(Collection entries)
↓↓↓

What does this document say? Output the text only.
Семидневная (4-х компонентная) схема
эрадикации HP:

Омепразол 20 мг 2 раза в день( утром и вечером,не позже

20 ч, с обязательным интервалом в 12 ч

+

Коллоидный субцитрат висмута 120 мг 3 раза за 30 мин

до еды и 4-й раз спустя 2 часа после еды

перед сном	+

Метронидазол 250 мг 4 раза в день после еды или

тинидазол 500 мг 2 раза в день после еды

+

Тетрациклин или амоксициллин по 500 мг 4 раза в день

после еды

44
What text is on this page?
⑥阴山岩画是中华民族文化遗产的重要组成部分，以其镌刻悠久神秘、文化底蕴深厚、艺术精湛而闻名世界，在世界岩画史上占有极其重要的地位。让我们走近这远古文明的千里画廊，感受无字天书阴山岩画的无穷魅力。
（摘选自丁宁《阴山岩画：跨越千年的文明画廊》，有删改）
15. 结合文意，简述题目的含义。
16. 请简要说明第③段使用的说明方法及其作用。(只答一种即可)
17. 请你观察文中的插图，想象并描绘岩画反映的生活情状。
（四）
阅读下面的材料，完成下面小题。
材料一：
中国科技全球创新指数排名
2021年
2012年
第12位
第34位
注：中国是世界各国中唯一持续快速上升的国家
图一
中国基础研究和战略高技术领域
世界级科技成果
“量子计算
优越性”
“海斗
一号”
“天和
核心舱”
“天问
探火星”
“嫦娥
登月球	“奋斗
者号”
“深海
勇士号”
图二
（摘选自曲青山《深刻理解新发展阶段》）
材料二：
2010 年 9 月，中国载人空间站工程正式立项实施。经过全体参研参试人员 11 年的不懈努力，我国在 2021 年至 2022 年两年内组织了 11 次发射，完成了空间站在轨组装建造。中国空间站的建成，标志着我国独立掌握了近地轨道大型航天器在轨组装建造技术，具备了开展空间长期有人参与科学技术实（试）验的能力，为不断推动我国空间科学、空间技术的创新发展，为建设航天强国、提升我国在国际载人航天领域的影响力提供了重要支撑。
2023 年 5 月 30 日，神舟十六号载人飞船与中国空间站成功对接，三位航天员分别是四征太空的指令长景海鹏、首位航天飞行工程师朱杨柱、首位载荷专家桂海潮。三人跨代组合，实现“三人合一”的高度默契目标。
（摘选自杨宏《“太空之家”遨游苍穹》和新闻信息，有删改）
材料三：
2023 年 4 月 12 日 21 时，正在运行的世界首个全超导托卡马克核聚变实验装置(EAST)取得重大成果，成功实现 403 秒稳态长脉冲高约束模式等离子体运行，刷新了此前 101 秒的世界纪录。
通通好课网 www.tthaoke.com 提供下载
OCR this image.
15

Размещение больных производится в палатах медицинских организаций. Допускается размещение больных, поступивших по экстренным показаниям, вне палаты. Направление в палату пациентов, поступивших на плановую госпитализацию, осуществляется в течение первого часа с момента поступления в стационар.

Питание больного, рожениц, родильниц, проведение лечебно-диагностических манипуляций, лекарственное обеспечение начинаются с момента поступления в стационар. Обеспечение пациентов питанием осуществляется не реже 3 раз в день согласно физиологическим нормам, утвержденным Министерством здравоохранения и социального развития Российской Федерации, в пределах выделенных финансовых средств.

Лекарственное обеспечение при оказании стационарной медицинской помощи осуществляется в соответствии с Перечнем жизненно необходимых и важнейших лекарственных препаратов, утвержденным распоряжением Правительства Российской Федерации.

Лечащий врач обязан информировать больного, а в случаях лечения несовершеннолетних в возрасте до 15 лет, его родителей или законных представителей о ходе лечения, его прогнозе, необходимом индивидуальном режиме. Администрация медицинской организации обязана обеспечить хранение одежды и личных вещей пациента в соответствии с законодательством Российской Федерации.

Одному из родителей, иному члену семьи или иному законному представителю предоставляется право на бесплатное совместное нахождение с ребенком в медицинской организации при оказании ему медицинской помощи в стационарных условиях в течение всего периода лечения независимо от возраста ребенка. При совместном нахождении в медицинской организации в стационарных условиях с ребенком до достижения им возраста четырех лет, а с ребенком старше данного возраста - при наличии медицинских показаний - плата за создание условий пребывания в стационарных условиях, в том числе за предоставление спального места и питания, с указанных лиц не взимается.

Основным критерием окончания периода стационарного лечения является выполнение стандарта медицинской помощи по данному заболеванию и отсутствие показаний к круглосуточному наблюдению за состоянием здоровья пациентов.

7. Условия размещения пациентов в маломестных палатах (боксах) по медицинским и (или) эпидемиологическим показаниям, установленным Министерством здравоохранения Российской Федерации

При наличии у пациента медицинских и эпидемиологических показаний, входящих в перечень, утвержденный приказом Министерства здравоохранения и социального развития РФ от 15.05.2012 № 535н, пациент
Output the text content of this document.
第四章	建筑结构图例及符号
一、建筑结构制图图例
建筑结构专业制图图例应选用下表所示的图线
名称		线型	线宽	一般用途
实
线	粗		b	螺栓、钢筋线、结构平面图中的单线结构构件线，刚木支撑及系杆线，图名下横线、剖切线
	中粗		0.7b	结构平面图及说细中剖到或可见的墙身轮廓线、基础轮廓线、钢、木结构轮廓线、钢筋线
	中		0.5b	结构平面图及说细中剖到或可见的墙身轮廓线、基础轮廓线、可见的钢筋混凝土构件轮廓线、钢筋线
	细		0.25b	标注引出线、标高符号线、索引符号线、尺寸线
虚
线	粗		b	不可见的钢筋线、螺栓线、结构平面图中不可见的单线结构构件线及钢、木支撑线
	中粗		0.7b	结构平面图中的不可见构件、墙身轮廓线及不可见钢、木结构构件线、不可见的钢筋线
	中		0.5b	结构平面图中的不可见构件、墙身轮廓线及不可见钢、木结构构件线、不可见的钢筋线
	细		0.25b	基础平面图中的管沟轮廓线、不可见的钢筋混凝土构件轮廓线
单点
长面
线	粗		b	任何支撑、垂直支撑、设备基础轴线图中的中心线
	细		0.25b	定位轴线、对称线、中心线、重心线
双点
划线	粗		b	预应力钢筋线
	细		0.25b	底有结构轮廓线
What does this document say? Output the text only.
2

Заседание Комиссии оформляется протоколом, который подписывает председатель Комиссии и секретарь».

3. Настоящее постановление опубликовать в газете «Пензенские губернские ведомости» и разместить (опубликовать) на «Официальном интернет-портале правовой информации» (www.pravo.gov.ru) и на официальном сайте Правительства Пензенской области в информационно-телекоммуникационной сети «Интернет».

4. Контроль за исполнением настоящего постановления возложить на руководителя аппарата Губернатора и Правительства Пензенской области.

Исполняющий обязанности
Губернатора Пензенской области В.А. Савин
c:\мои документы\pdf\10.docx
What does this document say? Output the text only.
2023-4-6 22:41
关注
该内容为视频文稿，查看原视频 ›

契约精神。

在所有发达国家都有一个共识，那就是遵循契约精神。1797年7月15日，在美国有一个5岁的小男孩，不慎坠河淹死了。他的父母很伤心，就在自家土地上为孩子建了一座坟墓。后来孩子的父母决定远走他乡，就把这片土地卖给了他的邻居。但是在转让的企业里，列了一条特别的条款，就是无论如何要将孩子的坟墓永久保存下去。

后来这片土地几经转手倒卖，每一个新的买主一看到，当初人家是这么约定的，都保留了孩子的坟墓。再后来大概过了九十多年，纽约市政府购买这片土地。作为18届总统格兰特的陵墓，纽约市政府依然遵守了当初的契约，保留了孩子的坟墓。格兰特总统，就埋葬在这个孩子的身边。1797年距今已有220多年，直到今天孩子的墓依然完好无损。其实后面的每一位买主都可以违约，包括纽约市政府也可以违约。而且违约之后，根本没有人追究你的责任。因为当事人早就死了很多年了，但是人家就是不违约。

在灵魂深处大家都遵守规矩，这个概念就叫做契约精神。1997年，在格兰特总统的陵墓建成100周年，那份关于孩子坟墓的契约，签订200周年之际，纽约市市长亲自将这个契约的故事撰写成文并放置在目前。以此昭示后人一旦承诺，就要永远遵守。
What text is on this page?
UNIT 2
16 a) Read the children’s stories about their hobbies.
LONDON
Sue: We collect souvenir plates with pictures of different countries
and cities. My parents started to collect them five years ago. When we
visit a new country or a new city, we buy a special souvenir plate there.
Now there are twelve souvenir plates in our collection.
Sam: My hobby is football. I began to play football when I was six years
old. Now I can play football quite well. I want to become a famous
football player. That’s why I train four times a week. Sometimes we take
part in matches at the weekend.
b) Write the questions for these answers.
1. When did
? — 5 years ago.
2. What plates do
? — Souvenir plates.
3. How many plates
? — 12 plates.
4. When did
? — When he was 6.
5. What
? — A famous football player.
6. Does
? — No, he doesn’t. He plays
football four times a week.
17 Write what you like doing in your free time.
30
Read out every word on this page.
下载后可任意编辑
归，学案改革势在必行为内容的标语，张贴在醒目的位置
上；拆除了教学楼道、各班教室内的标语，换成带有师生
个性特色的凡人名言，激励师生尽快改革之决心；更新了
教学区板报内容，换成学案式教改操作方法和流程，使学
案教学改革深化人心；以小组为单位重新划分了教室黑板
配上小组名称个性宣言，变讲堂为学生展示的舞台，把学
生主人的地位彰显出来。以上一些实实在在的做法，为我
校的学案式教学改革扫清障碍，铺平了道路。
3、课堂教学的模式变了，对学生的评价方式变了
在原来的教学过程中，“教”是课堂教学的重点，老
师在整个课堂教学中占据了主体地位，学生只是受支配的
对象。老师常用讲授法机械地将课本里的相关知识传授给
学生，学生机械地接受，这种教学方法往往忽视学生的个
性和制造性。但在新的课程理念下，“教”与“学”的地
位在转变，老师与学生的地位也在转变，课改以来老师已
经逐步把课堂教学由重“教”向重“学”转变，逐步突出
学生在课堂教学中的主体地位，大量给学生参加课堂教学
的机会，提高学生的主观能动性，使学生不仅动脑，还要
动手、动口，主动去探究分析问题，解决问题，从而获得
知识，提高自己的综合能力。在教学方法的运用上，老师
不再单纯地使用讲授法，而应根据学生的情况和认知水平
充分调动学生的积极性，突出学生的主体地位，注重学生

↑↑↑

◆ **Exercise**
The answer must consist solely of the number of lines in the entries that contain the word "Губернатора".

◆ **Exercise response**
2